-- BEGIN LISTED RECORDS --

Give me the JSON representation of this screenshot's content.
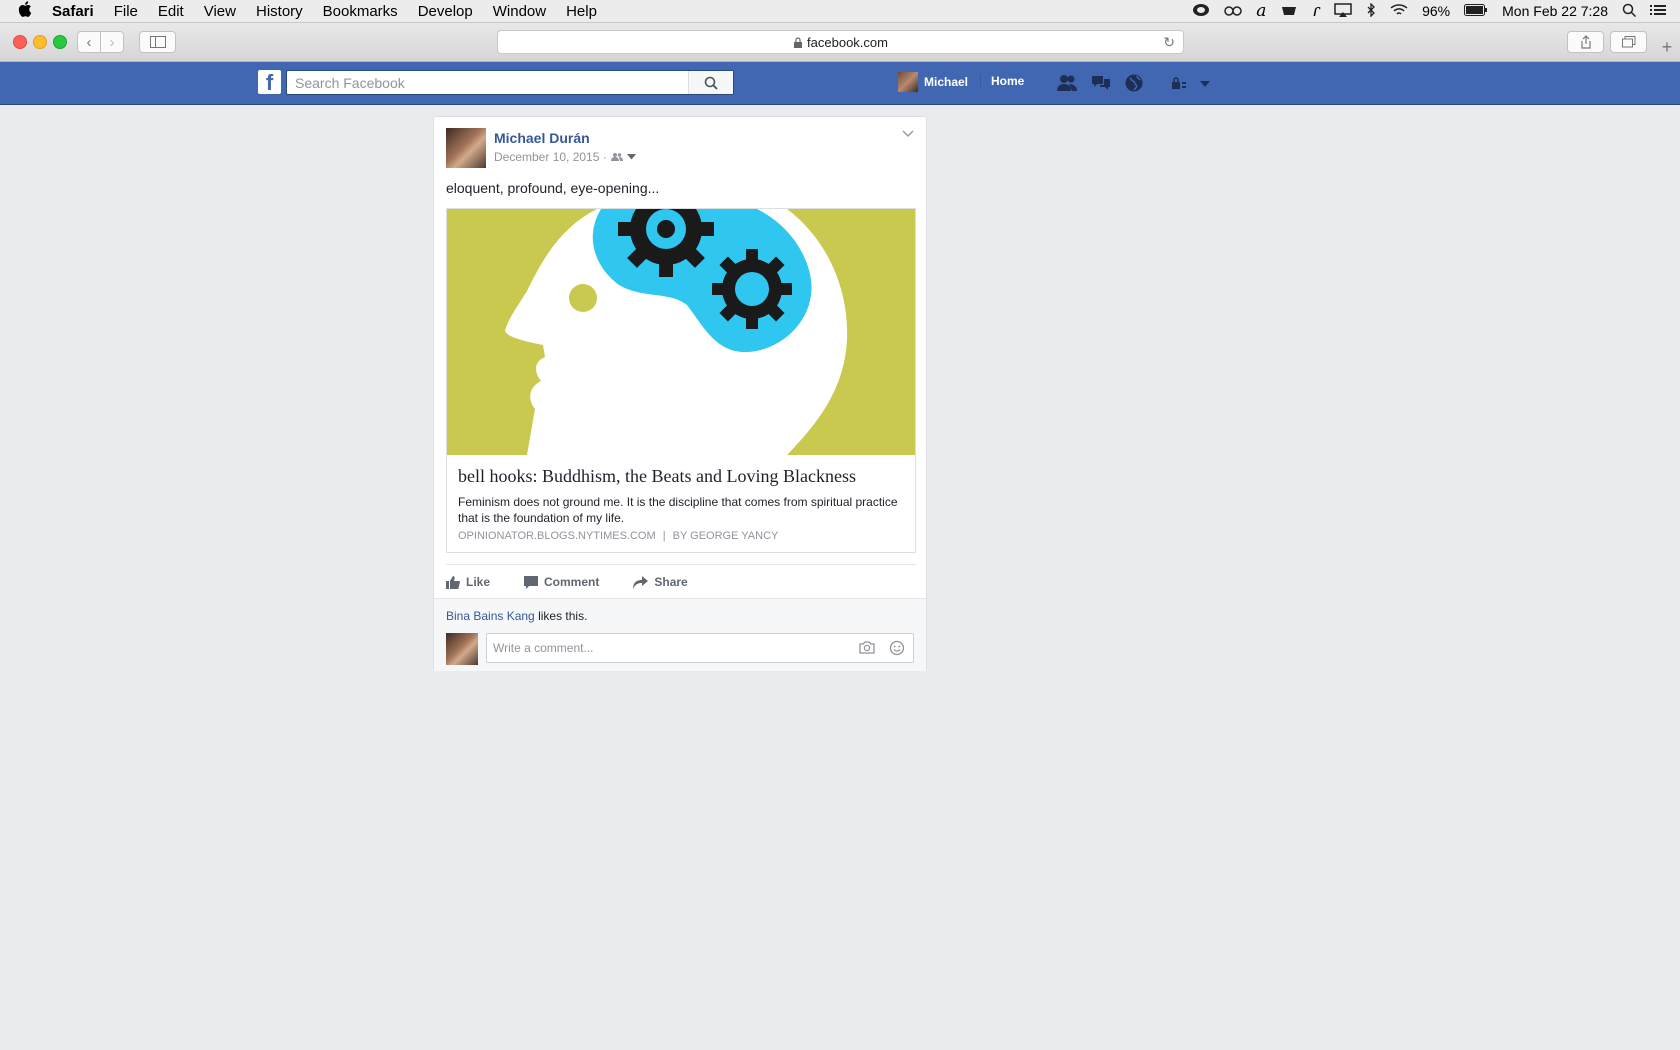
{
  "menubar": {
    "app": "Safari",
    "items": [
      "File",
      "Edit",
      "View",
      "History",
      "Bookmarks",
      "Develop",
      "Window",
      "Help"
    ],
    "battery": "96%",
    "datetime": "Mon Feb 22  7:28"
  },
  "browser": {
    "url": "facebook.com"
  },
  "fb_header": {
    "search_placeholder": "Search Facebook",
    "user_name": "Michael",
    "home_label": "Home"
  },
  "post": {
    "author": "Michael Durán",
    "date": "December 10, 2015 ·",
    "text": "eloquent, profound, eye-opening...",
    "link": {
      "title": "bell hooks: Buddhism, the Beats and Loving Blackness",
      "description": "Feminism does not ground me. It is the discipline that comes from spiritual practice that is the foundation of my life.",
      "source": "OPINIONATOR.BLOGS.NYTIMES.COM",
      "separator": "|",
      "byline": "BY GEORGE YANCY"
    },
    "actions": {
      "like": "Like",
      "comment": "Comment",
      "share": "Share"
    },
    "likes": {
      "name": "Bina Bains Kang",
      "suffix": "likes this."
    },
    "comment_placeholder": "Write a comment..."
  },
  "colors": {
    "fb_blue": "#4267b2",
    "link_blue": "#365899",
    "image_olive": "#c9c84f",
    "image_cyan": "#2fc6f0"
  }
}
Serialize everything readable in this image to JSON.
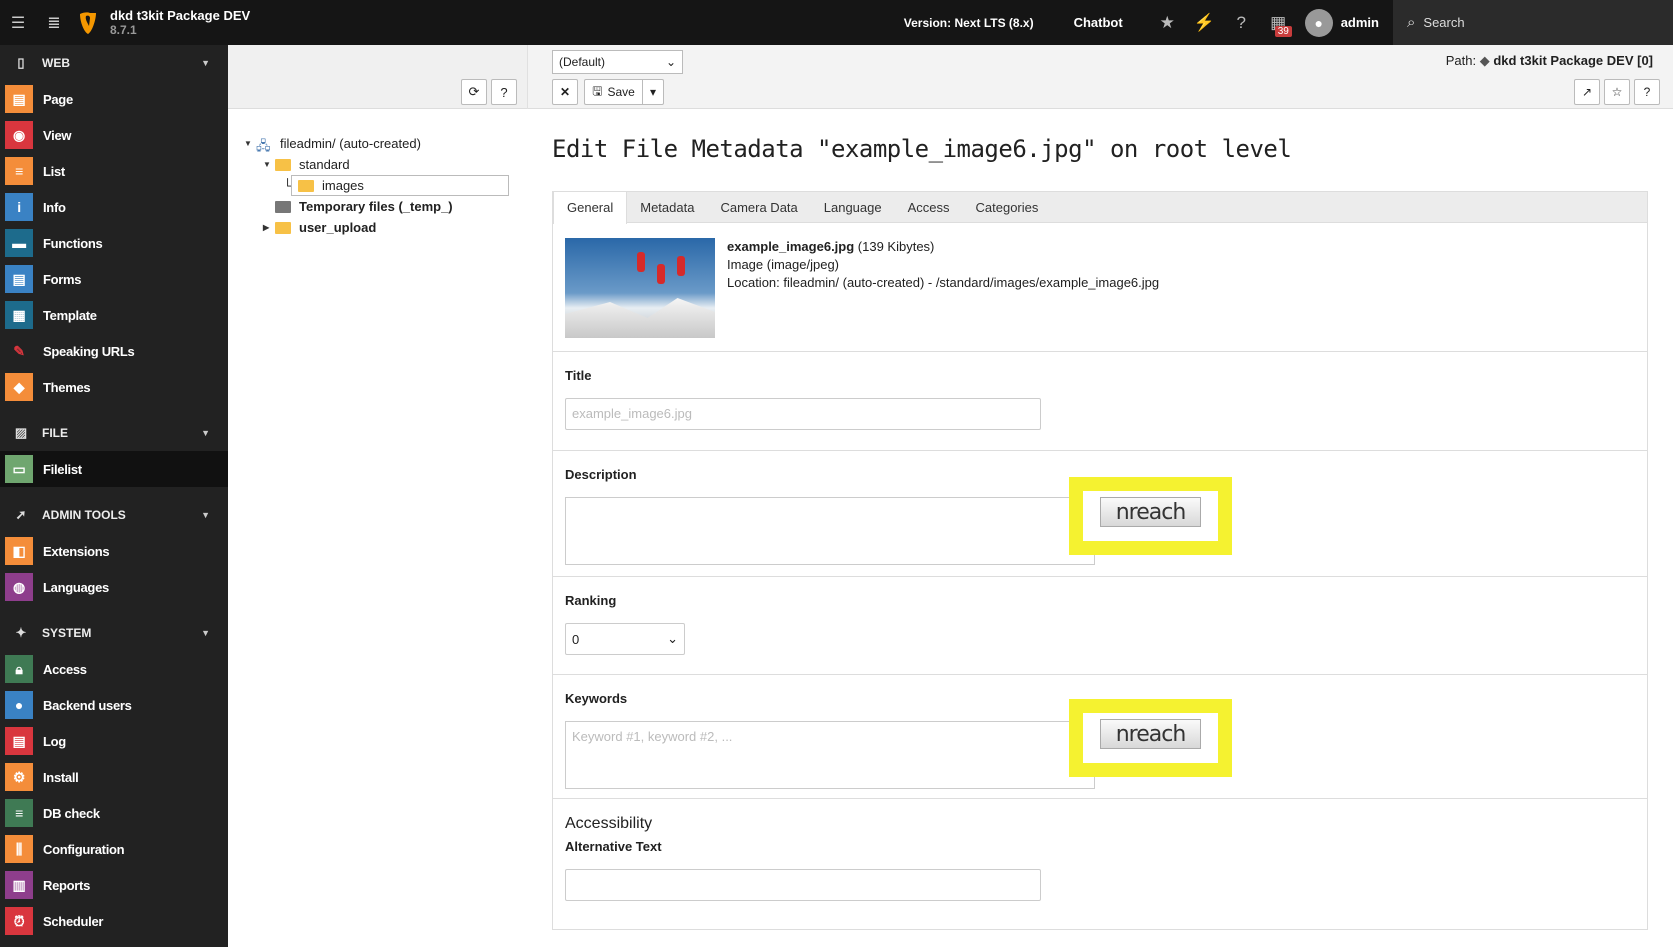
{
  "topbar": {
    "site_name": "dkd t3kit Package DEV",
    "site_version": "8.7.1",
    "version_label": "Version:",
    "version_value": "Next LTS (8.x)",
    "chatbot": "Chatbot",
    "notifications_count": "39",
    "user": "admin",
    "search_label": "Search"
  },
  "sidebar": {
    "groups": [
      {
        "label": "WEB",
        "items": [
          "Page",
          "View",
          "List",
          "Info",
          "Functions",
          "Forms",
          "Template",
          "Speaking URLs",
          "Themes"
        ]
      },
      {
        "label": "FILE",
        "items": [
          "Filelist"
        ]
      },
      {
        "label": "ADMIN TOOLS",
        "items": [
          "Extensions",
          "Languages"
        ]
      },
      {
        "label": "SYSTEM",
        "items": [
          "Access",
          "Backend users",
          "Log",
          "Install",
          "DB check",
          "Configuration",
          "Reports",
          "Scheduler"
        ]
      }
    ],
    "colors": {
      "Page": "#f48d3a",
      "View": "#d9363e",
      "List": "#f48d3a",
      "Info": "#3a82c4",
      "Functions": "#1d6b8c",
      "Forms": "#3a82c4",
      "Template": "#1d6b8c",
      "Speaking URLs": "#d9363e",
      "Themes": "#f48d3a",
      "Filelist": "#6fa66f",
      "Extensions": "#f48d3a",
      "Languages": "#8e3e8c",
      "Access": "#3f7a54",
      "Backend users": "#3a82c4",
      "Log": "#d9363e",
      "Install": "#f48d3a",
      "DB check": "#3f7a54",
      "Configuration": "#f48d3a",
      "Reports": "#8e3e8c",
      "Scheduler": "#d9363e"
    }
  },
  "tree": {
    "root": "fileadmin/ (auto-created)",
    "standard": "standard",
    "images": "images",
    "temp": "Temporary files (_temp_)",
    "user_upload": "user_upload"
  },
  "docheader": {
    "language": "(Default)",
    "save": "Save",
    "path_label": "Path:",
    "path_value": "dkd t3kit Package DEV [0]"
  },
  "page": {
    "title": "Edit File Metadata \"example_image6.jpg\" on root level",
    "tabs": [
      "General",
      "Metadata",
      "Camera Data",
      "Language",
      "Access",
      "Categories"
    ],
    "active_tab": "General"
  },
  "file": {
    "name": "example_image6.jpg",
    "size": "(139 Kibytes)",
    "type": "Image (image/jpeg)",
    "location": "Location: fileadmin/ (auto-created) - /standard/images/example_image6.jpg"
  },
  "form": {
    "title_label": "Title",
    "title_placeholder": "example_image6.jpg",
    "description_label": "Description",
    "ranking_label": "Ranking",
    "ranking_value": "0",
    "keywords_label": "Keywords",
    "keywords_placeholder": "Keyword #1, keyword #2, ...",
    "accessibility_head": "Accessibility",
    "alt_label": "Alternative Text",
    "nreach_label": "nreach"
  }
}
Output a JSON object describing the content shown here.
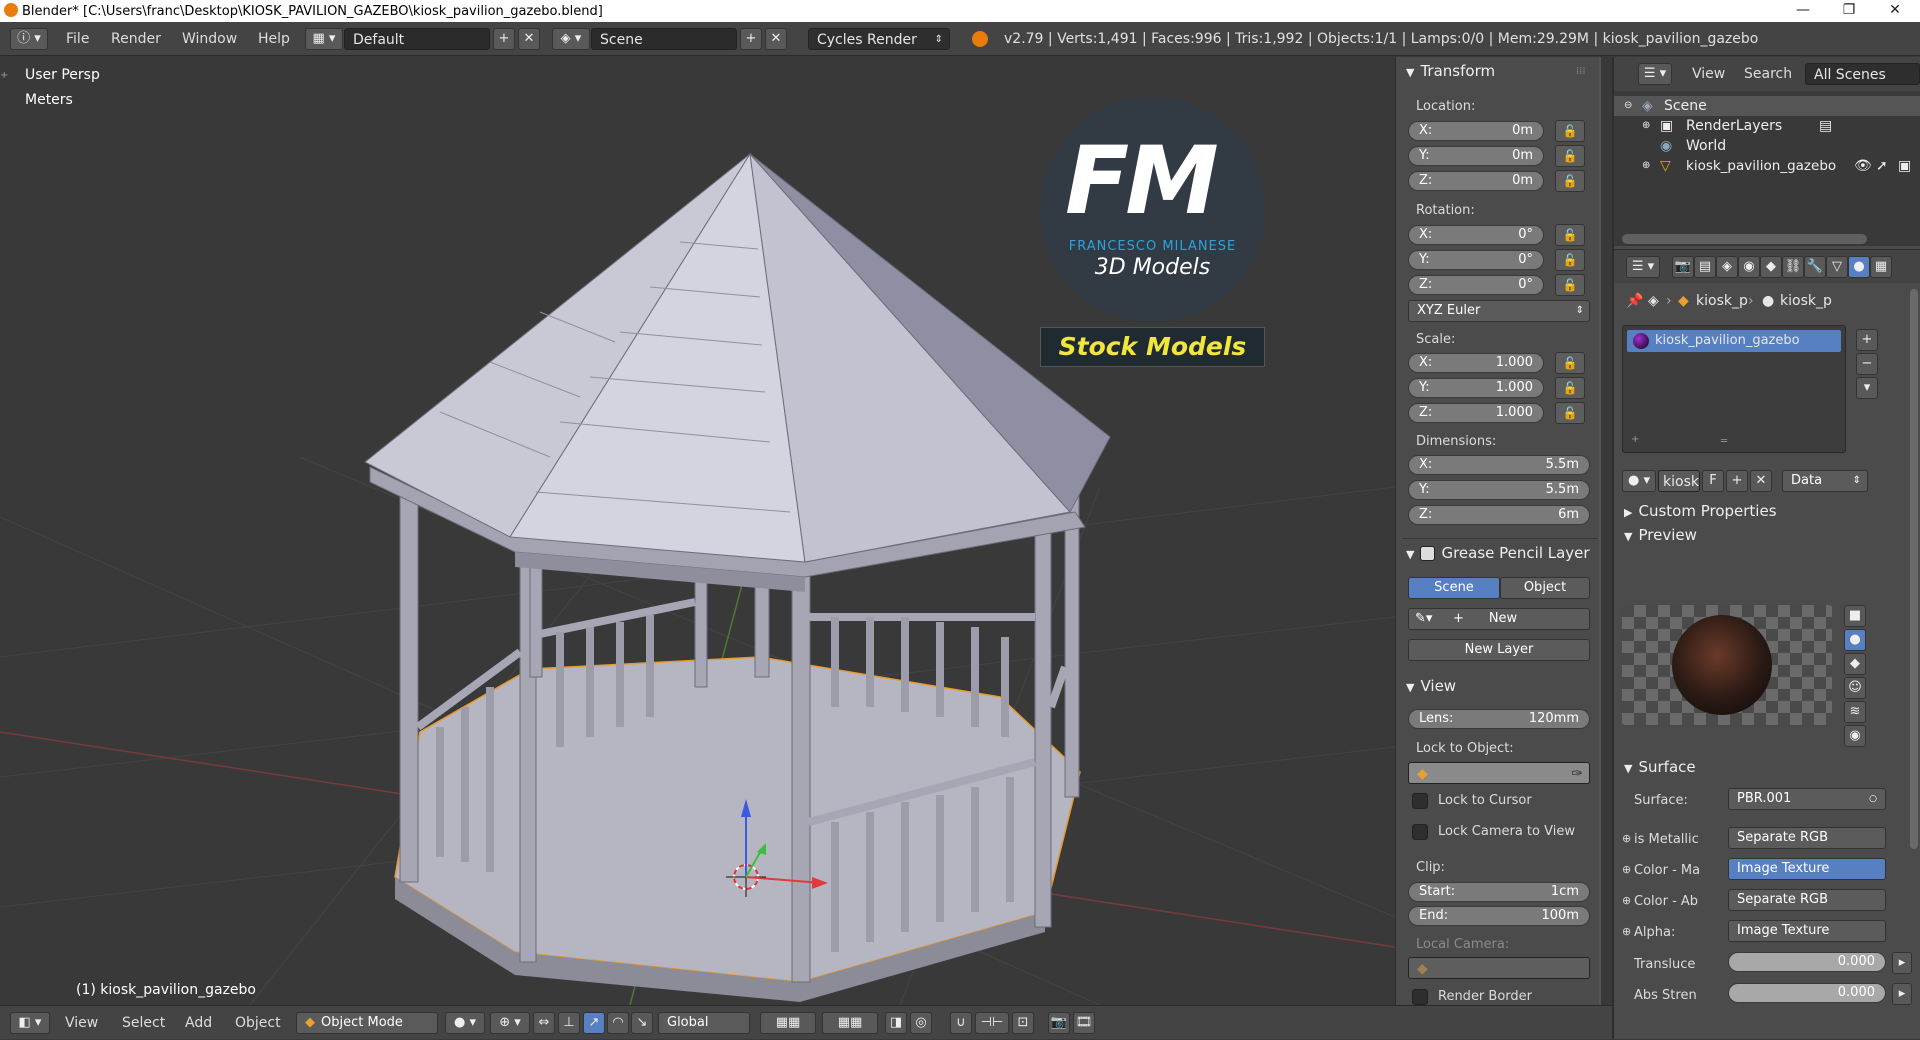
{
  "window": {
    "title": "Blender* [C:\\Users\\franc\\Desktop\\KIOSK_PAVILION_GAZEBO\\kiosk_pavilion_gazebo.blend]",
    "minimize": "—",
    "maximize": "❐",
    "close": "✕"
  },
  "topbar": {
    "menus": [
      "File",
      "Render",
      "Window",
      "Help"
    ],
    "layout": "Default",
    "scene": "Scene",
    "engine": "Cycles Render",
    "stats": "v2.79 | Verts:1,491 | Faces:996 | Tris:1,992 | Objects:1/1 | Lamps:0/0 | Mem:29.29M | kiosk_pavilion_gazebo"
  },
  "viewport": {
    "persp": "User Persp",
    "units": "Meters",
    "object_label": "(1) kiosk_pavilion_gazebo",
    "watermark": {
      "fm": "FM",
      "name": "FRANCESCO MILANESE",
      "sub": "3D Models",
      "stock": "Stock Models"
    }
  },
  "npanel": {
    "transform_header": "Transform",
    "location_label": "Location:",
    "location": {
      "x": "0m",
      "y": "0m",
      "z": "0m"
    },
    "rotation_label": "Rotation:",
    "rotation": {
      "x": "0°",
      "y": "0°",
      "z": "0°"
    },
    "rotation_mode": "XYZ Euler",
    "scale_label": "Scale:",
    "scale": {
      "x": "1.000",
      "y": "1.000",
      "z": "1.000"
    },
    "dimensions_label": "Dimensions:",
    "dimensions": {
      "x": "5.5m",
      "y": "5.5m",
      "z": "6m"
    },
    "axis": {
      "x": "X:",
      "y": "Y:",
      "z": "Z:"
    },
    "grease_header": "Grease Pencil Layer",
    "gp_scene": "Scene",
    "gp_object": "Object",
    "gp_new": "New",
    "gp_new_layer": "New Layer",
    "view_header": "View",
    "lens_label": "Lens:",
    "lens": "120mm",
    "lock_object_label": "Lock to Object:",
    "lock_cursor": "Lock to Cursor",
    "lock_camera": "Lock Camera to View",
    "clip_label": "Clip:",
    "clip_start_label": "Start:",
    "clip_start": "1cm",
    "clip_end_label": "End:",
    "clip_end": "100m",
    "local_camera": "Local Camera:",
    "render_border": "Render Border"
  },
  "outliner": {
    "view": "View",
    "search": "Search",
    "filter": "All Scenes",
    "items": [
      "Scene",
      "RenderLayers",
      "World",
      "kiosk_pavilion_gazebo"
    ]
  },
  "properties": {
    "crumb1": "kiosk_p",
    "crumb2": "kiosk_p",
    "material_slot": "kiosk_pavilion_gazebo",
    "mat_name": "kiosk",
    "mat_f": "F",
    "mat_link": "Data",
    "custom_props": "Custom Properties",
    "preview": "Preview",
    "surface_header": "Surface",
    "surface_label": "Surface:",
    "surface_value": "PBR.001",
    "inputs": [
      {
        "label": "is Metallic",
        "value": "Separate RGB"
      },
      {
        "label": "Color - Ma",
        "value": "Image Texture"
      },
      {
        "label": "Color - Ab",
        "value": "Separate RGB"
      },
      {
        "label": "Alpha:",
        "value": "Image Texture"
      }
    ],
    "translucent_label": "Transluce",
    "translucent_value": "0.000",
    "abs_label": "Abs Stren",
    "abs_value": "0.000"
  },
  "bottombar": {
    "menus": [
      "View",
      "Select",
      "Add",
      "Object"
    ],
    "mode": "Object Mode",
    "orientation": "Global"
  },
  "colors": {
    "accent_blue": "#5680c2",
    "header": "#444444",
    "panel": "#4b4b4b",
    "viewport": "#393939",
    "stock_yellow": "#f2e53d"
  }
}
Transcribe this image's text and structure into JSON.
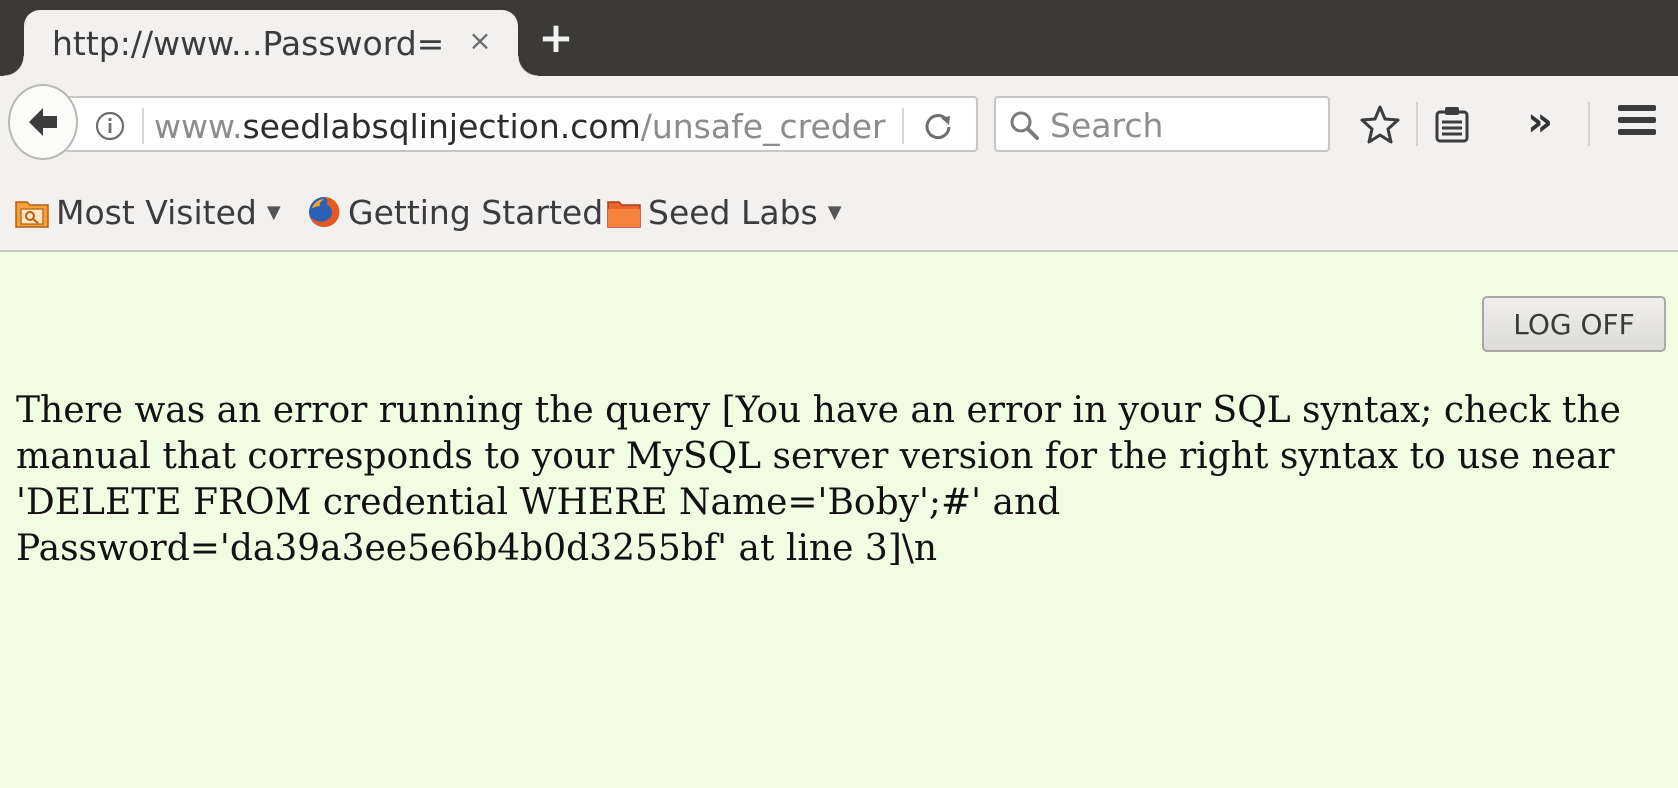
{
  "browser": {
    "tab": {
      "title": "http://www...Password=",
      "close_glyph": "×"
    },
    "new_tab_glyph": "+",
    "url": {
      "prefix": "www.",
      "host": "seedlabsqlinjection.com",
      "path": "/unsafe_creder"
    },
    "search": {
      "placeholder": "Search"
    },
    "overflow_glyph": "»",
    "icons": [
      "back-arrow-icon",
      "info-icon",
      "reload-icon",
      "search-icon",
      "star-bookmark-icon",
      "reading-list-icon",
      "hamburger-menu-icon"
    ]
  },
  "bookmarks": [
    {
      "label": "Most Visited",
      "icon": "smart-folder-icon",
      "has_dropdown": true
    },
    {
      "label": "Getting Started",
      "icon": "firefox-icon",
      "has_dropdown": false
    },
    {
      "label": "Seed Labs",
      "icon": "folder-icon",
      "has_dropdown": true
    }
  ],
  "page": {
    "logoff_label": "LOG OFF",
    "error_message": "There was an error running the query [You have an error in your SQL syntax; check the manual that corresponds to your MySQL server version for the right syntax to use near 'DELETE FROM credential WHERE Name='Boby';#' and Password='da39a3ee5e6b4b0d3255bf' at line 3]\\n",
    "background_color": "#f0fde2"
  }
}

-- END LISTED RECORDS --

INSTRUCTIONS TO FOLLOW:
Identify lines with the string "folder". Copy each one.

EXERCISE SOLUTION:
      "icon": "smart-folder-icon",
      "icon": "folder-icon",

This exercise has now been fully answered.